◆ **Exercise instructions**
Write out all entries word for word.

[BEGIN]

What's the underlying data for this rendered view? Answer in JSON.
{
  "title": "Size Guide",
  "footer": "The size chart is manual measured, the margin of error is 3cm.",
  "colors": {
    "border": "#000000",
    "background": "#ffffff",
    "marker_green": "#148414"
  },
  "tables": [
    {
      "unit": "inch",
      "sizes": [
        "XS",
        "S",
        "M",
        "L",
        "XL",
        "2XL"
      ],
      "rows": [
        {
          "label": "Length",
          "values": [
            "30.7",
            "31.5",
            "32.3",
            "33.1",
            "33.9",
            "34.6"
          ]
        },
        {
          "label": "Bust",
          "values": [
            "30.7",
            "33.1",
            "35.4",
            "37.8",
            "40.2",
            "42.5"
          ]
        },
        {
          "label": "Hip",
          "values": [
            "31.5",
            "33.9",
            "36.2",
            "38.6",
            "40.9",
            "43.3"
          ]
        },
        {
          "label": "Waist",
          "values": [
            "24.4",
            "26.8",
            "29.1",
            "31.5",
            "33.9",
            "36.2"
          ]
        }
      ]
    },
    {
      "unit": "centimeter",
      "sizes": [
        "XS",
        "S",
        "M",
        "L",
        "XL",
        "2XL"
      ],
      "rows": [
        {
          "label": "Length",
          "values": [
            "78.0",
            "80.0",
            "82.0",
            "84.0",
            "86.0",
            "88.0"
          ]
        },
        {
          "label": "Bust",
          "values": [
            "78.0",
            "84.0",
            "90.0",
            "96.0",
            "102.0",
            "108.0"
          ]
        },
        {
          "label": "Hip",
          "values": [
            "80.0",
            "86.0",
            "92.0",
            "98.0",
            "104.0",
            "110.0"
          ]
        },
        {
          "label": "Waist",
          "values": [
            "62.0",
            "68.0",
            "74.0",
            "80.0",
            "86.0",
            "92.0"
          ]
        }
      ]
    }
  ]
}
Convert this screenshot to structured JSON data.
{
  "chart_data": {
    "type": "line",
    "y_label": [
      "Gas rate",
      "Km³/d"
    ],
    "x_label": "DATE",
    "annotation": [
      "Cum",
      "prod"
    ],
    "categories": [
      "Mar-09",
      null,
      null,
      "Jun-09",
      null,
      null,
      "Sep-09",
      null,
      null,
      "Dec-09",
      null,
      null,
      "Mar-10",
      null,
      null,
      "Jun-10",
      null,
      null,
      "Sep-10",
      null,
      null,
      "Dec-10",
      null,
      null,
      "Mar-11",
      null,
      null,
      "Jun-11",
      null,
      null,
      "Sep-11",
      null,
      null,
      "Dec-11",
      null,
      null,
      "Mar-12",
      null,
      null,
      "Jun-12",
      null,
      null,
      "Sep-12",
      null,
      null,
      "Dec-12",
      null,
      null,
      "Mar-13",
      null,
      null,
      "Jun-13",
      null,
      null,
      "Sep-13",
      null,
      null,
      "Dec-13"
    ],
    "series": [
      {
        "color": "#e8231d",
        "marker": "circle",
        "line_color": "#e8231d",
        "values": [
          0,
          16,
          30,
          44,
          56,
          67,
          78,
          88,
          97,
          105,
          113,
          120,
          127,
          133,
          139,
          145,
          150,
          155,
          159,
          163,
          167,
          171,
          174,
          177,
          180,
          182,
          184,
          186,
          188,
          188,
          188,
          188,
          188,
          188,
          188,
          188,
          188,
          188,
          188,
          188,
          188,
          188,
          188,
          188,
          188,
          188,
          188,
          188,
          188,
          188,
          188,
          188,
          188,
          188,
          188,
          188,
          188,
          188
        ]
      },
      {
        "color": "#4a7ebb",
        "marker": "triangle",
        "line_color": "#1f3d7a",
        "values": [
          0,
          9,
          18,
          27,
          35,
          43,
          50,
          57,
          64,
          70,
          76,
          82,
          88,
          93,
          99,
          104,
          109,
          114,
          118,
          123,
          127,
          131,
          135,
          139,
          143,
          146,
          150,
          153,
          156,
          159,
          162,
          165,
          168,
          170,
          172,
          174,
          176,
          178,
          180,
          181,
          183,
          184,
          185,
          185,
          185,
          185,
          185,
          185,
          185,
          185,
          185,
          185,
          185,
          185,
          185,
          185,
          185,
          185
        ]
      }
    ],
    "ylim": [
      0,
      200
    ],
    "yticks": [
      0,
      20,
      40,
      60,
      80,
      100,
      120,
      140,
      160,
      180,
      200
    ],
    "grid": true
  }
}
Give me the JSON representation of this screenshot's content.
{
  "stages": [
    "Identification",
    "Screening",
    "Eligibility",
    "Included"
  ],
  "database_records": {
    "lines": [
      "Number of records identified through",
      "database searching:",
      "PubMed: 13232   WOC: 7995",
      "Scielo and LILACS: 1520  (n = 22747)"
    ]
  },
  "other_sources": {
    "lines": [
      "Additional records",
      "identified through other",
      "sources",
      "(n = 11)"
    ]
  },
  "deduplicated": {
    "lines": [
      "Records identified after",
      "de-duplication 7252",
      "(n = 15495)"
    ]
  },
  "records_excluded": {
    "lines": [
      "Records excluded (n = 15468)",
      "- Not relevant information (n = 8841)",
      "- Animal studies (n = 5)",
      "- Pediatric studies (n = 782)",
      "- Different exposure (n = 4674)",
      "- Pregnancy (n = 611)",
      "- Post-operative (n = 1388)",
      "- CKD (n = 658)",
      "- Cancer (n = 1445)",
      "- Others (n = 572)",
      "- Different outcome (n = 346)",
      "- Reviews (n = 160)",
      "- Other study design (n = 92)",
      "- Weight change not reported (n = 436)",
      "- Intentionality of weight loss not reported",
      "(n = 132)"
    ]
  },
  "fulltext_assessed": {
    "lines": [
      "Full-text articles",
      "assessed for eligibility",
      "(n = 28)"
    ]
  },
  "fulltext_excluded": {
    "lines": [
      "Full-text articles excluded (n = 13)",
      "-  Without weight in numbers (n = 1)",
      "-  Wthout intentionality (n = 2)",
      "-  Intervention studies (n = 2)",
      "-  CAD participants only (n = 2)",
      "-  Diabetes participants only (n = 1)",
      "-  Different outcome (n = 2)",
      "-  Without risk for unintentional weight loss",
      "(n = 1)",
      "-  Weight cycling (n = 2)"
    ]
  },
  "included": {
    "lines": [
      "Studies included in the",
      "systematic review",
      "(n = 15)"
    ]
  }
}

[END]

◆ **Response to this exercise**
What's the underlying data for this rendered view? Answer in JSON.
{
  "title": "Size Guide",
  "footer": "The size chart is manual measured, the margin of error is 3cm.",
  "colors": {
    "border": "#000000",
    "background": "#ffffff",
    "marker_green": "#148414"
  },
  "tables": [
    {
      "unit": "inch",
      "sizes": [
        "XS",
        "S",
        "M",
        "L",
        "XL",
        "2XL"
      ],
      "rows": [
        {
          "label": "Length",
          "values": [
            "30.7",
            "31.5",
            "32.3",
            "33.1",
            "33.9",
            "34.6"
          ]
        },
        {
          "label": "Bust",
          "values": [
            "30.7",
            "33.1",
            "35.4",
            "37.8",
            "40.2",
            "42.5"
          ]
        },
        {
          "label": "Hip",
          "values": [
            "31.5",
            "33.9",
            "36.2",
            "38.6",
            "40.9",
            "43.3"
          ]
        },
        {
          "label": "Waist",
          "values": [
            "24.4",
            "26.8",
            "29.1",
            "31.5",
            "33.9",
            "36.2"
          ]
        }
      ]
    },
    {
      "unit": "centimeter",
      "sizes": [
        "XS",
        "S",
        "M",
        "L",
        "XL",
        "2XL"
      ],
      "rows": [
        {
          "label": "Length",
          "values": [
            "78.0",
            "80.0",
            "82.0",
            "84.0",
            "86.0",
            "88.0"
          ]
        },
        {
          "label": "Bust",
          "values": [
            "78.0",
            "84.0",
            "90.0",
            "96.0",
            "102.0",
            "108.0"
          ]
        },
        {
          "label": "Hip",
          "values": [
            "80.0",
            "86.0",
            "92.0",
            "98.0",
            "104.0",
            "110.0"
          ]
        },
        {
          "label": "Waist",
          "values": [
            "62.0",
            "68.0",
            "74.0",
            "80.0",
            "86.0",
            "92.0"
          ]
        }
      ]
    }
  ]
}
Convert this screenshot to structured JSON data.
{
  "chart_data": {
    "type": "line",
    "y_label": [
      "Gas rate",
      "Km³/d"
    ],
    "x_label": "DATE",
    "annotation": [
      "Cum",
      "prod"
    ],
    "categories": [
      "Mar-09",
      null,
      null,
      "Jun-09",
      null,
      null,
      "Sep-09",
      null,
      null,
      "Dec-09",
      null,
      null,
      "Mar-10",
      null,
      null,
      "Jun-10",
      null,
      null,
      "Sep-10",
      null,
      null,
      "Dec-10",
      null,
      null,
      "Mar-11",
      null,
      null,
      "Jun-11",
      null,
      null,
      "Sep-11",
      null,
      null,
      "Dec-11",
      null,
      null,
      "Mar-12",
      null,
      null,
      "Jun-12",
      null,
      null,
      "Sep-12",
      null,
      null,
      "Dec-12",
      null,
      null,
      "Mar-13",
      null,
      null,
      "Jun-13",
      null,
      null,
      "Sep-13",
      null,
      null,
      "Dec-13"
    ],
    "series": [
      {
        "color": "#e8231d",
        "marker": "circle",
        "line_color": "#e8231d",
        "values": [
          0,
          16,
          30,
          44,
          56,
          67,
          78,
          88,
          97,
          105,
          113,
          120,
          127,
          133,
          139,
          145,
          150,
          155,
          159,
          163,
          167,
          171,
          174,
          177,
          180,
          182,
          184,
          186,
          188,
          188,
          188,
          188,
          188,
          188,
          188,
          188,
          188,
          188,
          188,
          188,
          188,
          188,
          188,
          188,
          188,
          188,
          188,
          188,
          188,
          188,
          188,
          188,
          188,
          188,
          188,
          188,
          188,
          188
        ]
      },
      {
        "color": "#4a7ebb",
        "marker": "triangle",
        "line_color": "#1f3d7a",
        "values": [
          0,
          9,
          18,
          27,
          35,
          43,
          50,
          57,
          64,
          70,
          76,
          82,
          88,
          93,
          99,
          104,
          109,
          114,
          118,
          123,
          127,
          131,
          135,
          139,
          143,
          146,
          150,
          153,
          156,
          159,
          162,
          165,
          168,
          170,
          172,
          174,
          176,
          178,
          180,
          181,
          183,
          184,
          185,
          185,
          185,
          185,
          185,
          185,
          185,
          185,
          185,
          185,
          185,
          185,
          185,
          185,
          185,
          185
        ]
      }
    ],
    "ylim": [
      0,
      200
    ],
    "yticks": [
      0,
      20,
      40,
      60,
      80,
      100,
      120,
      140,
      160,
      180,
      200
    ],
    "grid": true
  }
}
Give me the JSON representation of this screenshot's content.
{
  "stages": [
    "Identification",
    "Screening",
    "Eligibility",
    "Included"
  ],
  "database_records": {
    "lines": [
      "Number of records identified through",
      "database searching:",
      "PubMed: 13232   WOC: 7995",
      "Scielo and LILACS: 1520  (n = 22747)"
    ]
  },
  "other_sources": {
    "lines": [
      "Additional records",
      "identified through other",
      "sources",
      "(n = 11)"
    ]
  },
  "deduplicated": {
    "lines": [
      "Records identified after",
      "de-duplication 7252",
      "(n = 15495)"
    ]
  },
  "records_excluded": {
    "lines": [
      "Records excluded (n = 15468)",
      "- Not relevant information (n = 8841)",
      "- Animal studies (n = 5)",
      "- Pediatric studies (n = 782)",
      "- Different exposure (n = 4674)",
      "- Pregnancy (n = 611)",
      "- Post-operative (n = 1388)",
      "- CKD (n = 658)",
      "- Cancer (n = 1445)",
      "- Others (n = 572)",
      "- Different outcome (n = 346)",
      "- Reviews (n = 160)",
      "- Other study design (n = 92)",
      "- Weight change not reported (n = 436)",
      "- Intentionality of weight loss not reported",
      "(n = 132)"
    ]
  },
  "fulltext_assessed": {
    "lines": [
      "Full-text articles",
      "assessed for eligibility",
      "(n = 28)"
    ]
  },
  "fulltext_excluded": {
    "lines": [
      "Full-text articles excluded (n = 13)",
      "-  Without weight in numbers (n = 1)",
      "-  Wthout intentionality (n = 2)",
      "-  Intervention studies (n = 2)",
      "-  CAD participants only (n = 2)",
      "-  Diabetes participants only (n = 1)",
      "-  Different outcome (n = 2)",
      "-  Without risk for unintentional weight loss",
      "(n = 1)",
      "-  Weight cycling (n = 2)"
    ]
  },
  "included": {
    "lines": [
      "Studies included in the",
      "systematic review",
      "(n = 15)"
    ]
  }
}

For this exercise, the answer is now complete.